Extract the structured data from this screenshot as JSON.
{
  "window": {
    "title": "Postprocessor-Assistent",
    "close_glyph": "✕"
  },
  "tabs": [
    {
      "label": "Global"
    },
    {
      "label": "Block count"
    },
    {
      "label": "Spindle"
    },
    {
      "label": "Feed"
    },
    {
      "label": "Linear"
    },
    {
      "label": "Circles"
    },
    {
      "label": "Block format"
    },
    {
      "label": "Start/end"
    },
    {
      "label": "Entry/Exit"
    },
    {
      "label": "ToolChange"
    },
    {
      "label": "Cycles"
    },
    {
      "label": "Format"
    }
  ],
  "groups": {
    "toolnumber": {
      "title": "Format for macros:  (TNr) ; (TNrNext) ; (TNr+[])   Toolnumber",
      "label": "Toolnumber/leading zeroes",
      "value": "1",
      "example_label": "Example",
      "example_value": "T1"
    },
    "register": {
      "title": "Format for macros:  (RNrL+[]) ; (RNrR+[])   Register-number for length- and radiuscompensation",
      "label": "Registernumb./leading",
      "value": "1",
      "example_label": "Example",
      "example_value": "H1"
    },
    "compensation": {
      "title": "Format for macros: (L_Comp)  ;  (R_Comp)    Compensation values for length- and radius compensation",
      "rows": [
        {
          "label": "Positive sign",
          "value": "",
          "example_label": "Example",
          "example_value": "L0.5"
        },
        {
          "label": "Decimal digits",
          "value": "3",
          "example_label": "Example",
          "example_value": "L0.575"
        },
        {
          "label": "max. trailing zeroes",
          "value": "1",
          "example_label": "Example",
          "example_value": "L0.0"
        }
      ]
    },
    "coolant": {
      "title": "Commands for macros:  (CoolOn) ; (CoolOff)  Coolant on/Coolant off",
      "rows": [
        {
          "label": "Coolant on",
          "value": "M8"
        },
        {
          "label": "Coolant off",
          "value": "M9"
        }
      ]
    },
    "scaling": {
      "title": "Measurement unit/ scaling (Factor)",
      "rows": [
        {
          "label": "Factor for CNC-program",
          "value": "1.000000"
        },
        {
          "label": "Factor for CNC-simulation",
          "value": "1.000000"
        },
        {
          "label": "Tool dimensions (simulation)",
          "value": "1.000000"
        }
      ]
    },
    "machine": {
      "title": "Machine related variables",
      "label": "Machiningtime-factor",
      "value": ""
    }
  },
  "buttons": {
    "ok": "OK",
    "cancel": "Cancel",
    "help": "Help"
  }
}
----
Your objective
Above are entries; state the number of lines among them that contain "length", and nothing else.

Solution to this exercise
2